SUPPLIED INFORMATION
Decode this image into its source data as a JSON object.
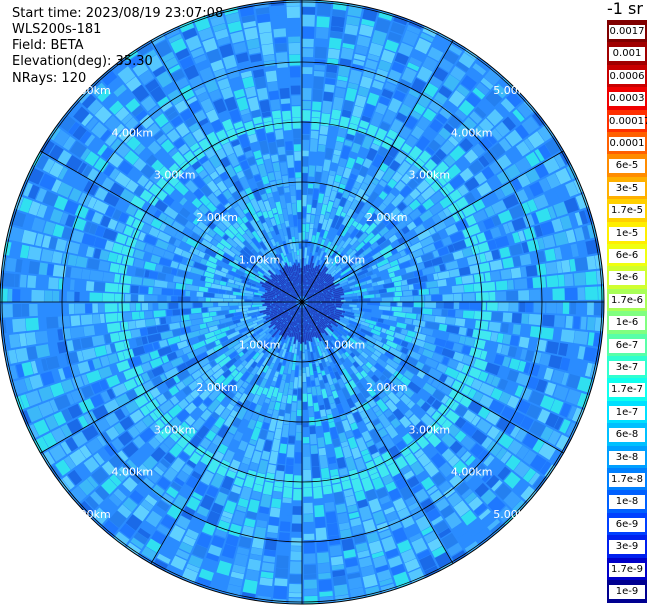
{
  "header": {
    "start_time": "Start time: 2023/08/19 23:07:08",
    "instrument": "WLS200s-181",
    "field": "Field: BETA",
    "elevation": "Elevation(deg): 35.30",
    "nrays": "NRays: 120"
  },
  "colorbar": {
    "unit_label": "-1 sr",
    "ticks": [
      "0.0017",
      "0.001",
      "0.0006",
      "0.0003",
      "0.00017",
      "0.0001",
      "6e-5",
      "3e-5",
      "1.7e-5",
      "1e-5",
      "6e-6",
      "3e-6",
      "1.7e-6",
      "1e-6",
      "6e-7",
      "3e-7",
      "1.7e-7",
      "1e-7",
      "6e-8",
      "3e-8",
      "1.7e-8",
      "1e-8",
      "6e-9",
      "3e-9",
      "1.7e-9",
      "1e-9"
    ],
    "colors": [
      "#800000",
      "#a00000",
      "#c80000",
      "#f00000",
      "#ff3000",
      "#ff6000",
      "#ff8c00",
      "#ffb000",
      "#ffd000",
      "#ffee00",
      "#f0ff10",
      "#d0ff30",
      "#a8ff58",
      "#80ff80",
      "#58ffa8",
      "#30ffd0",
      "#10ffee",
      "#00e0ff",
      "#00c0ff",
      "#00a0ff",
      "#0080ff",
      "#0060ff",
      "#0040ff",
      "#0020ee",
      "#0000c8",
      "#000090"
    ]
  },
  "range_rings": {
    "labels": [
      "1.00km",
      "2.00km",
      "3.00km",
      "4.00km",
      "5.00km"
    ]
  },
  "plot_colors": {
    "background": "#2a8cff",
    "ring_bright": "#40e8f0",
    "center": "#2040c0"
  }
}
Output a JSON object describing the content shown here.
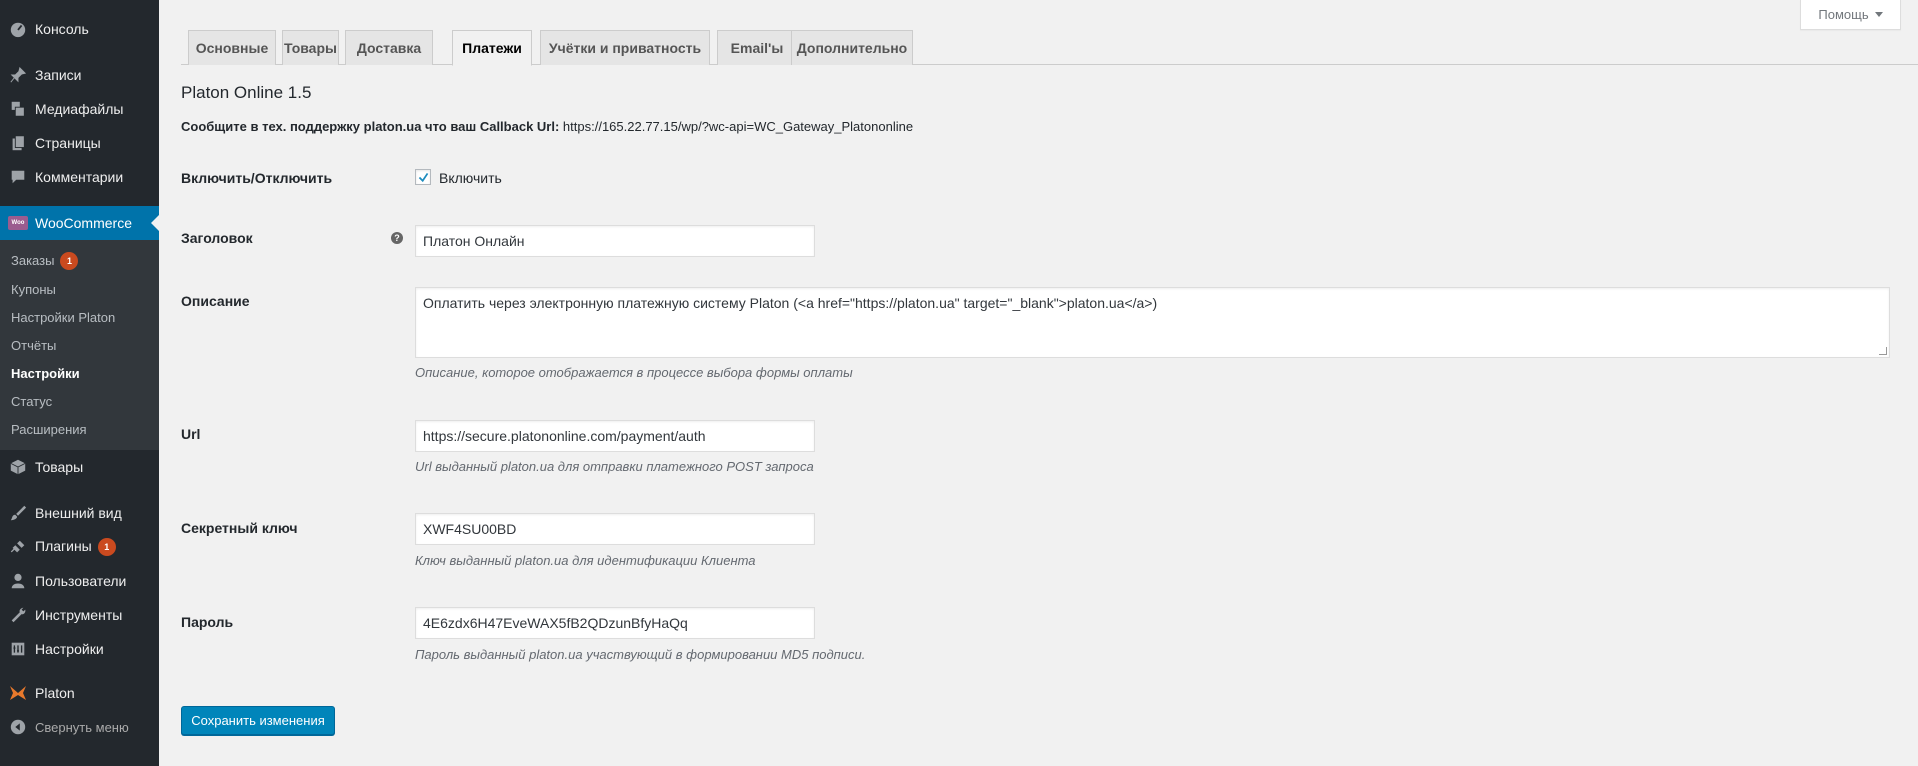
{
  "sidebar": {
    "items": [
      {
        "icon": "dashboard-icon",
        "label": "Консоль"
      },
      {
        "icon": "pin-icon",
        "label": "Записи"
      },
      {
        "icon": "media-icon",
        "label": "Медиафайлы"
      },
      {
        "icon": "page-icon",
        "label": "Страницы"
      },
      {
        "icon": "comment-icon",
        "label": "Комментарии"
      },
      {
        "icon": "woocommerce-logo-icon",
        "label": "WooCommerce"
      },
      {
        "icon": "box-icon",
        "label": "Товары"
      },
      {
        "icon": "brush-icon",
        "label": "Внешний вид"
      },
      {
        "icon": "plugin-icon",
        "label": "Плагины",
        "badge": "1"
      },
      {
        "icon": "user-icon",
        "label": "Пользователи"
      },
      {
        "icon": "wrench-icon",
        "label": "Инструменты"
      },
      {
        "icon": "settings-icon",
        "label": "Настройки"
      },
      {
        "icon": "platon-logo-icon",
        "label": "Platon"
      },
      {
        "icon": "collapse-arrow-icon",
        "label": "Свернуть меню"
      }
    ],
    "woo_logo_text": "Woo",
    "submenu": [
      {
        "label": "Заказы",
        "badge": "1"
      },
      {
        "label": "Купоны"
      },
      {
        "label": "Настройки Platon"
      },
      {
        "label": "Отчёты"
      },
      {
        "label": "Настройки",
        "current": true
      },
      {
        "label": "Статус"
      },
      {
        "label": "Расширения"
      }
    ]
  },
  "help": {
    "label": "Помощь"
  },
  "tabs": [
    "Основные",
    "Товары",
    "Доставка",
    "Платежи",
    "Учётки и приватность",
    "Email'ы",
    "Дополнительно"
  ],
  "active_tab": "Платежи",
  "main": {
    "title": "Platon Online 1.5",
    "notice_bold": "Сообщите в тех. поддержку platon.ua что ваш Callback Url:",
    "notice_url": "https://165.22.77.15/wp/?wc-api=WC_Gateway_Platononline",
    "enable": {
      "label": "Включить/Отключить",
      "checkbox_label": "Включить",
      "checked": true
    },
    "title_field": {
      "label": "Заголовок",
      "help_glyph": "?",
      "value": "Платон Онлайн"
    },
    "description": {
      "label": "Описание",
      "value": "Оплатить через электронную платежную систему Platon (<a href=\"https://platon.ua\" target=\"_blank\">platon.ua</a>)",
      "desc": "Описание, которое отображается в процессе выбора формы оплаты"
    },
    "url": {
      "label": "Url",
      "value": "https://secure.platononline.com/payment/auth",
      "desc": "Url выданный platon.ua для отправки платежного POST запроса"
    },
    "secret": {
      "label": "Секретный ключ",
      "value": "XWF4SU00BD",
      "desc": "Ключ выданный platon.ua для идентификации Клиента"
    },
    "password": {
      "label": "Пароль",
      "value": "4E6zdx6H47EveWAX5fB2QDzunBfyHaQq",
      "desc": "Пароль выданный platon.ua участвующий в формировании MD5 подписи."
    },
    "save_label": "Сохранить изменения"
  },
  "colors": {
    "sidebar_bg": "#23282d",
    "accent": "#0073aa",
    "button": "#0085ba",
    "badge": "#ca4a1f"
  }
}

TASK BRIEF
Copy the data exactly. Any picture it contains is to be omitted.

FULL ANSWER
Decode this image into its source data as a JSON object.
{
  "header": {
    "start_time": "Start time: 2023/08/19 23:07:08",
    "instrument": "WLS200s-181",
    "field": "Field: BETA",
    "elevation": "Elevation(deg): 35.30",
    "nrays": "NRays: 120"
  },
  "colorbar": {
    "unit_label": "-1 sr",
    "ticks": [
      "0.0017",
      "0.001",
      "0.0006",
      "0.0003",
      "0.00017",
      "0.0001",
      "6e-5",
      "3e-5",
      "1.7e-5",
      "1e-5",
      "6e-6",
      "3e-6",
      "1.7e-6",
      "1e-6",
      "6e-7",
      "3e-7",
      "1.7e-7",
      "1e-7",
      "6e-8",
      "3e-8",
      "1.7e-8",
      "1e-8",
      "6e-9",
      "3e-9",
      "1.7e-9",
      "1e-9"
    ],
    "colors": [
      "#800000",
      "#a00000",
      "#c80000",
      "#f00000",
      "#ff3000",
      "#ff6000",
      "#ff8c00",
      "#ffb000",
      "#ffd000",
      "#ffee00",
      "#f0ff10",
      "#d0ff30",
      "#a8ff58",
      "#80ff80",
      "#58ffa8",
      "#30ffd0",
      "#10ffee",
      "#00e0ff",
      "#00c0ff",
      "#00a0ff",
      "#0080ff",
      "#0060ff",
      "#0040ff",
      "#0020ee",
      "#0000c8",
      "#000090"
    ]
  },
  "range_rings": {
    "labels": [
      "1.00km",
      "2.00km",
      "3.00km",
      "4.00km",
      "5.00km"
    ]
  },
  "plot_colors": {
    "background": "#2a8cff",
    "ring_bright": "#40e8f0",
    "center": "#2040c0"
  }
}
Output a JSON object describing the content shown here.
{
  "sidebar": {
    "items": [
      {
        "icon": "dashboard-icon",
        "label": "Консоль"
      },
      {
        "icon": "pin-icon",
        "label": "Записи"
      },
      {
        "icon": "media-icon",
        "label": "Медиафайлы"
      },
      {
        "icon": "page-icon",
        "label": "Страницы"
      },
      {
        "icon": "comment-icon",
        "label": "Комментарии"
      },
      {
        "icon": "woocommerce-logo-icon",
        "label": "WooCommerce"
      },
      {
        "icon": "box-icon",
        "label": "Товары"
      },
      {
        "icon": "brush-icon",
        "label": "Внешний вид"
      },
      {
        "icon": "plugin-icon",
        "label": "Плагины",
        "badge": "1"
      },
      {
        "icon": "user-icon",
        "label": "Пользователи"
      },
      {
        "icon": "wrench-icon",
        "label": "Инструменты"
      },
      {
        "icon": "settings-icon",
        "label": "Настройки"
      },
      {
        "icon": "platon-logo-icon",
        "label": "Platon"
      },
      {
        "icon": "collapse-arrow-icon",
        "label": "Свернуть меню"
      }
    ],
    "woo_logo_text": "Woo",
    "submenu": [
      {
        "label": "Заказы",
        "badge": "1"
      },
      {
        "label": "Купоны"
      },
      {
        "label": "Настройки Platon"
      },
      {
        "label": "Отчёты"
      },
      {
        "label": "Настройки",
        "current": true
      },
      {
        "label": "Статус"
      },
      {
        "label": "Расширения"
      }
    ]
  },
  "help": {
    "label": "Помощь"
  },
  "tabs": [
    "Основные",
    "Товары",
    "Доставка",
    "Платежи",
    "Учётки и приватность",
    "Email'ы",
    "Дополнительно"
  ],
  "active_tab": "Платежи",
  "main": {
    "title": "Platon Online 1.5",
    "notice_bold": "Сообщите в тех. поддержку platon.ua что ваш Callback Url:",
    "notice_url": "https://165.22.77.15/wp/?wc-api=WC_Gateway_Platononline",
    "enable": {
      "label": "Включить/Отключить",
      "checkbox_label": "Включить",
      "checked": true
    },
    "title_field": {
      "label": "Заголовок",
      "help_glyph": "?",
      "value": "Платон Онлайн"
    },
    "description": {
      "label": "Описание",
      "value": "Оплатить через электронную платежную систему Platon (<a href=\"https://platon.ua\" target=\"_blank\">platon.ua</a>)",
      "desc": "Описание, которое отображается в процессе выбора формы оплаты"
    },
    "url": {
      "label": "Url",
      "value": "https://secure.platononline.com/payment/auth",
      "desc": "Url выданный platon.ua для отправки платежного POST запроса"
    },
    "secret": {
      "label": "Секретный ключ",
      "value": "XWF4SU00BD",
      "desc": "Ключ выданный platon.ua для идентификации Клиента"
    },
    "password": {
      "label": "Пароль",
      "value": "4E6zdx6H47EveWAX5fB2QDzunBfyHaQq",
      "desc": "Пароль выданный platon.ua участвующий в формировании MD5 подписи."
    },
    "save_label": "Сохранить изменения"
  },
  "colors": {
    "sidebar_bg": "#23282d",
    "accent": "#0073aa",
    "button": "#0085ba",
    "badge": "#ca4a1f"
  }
}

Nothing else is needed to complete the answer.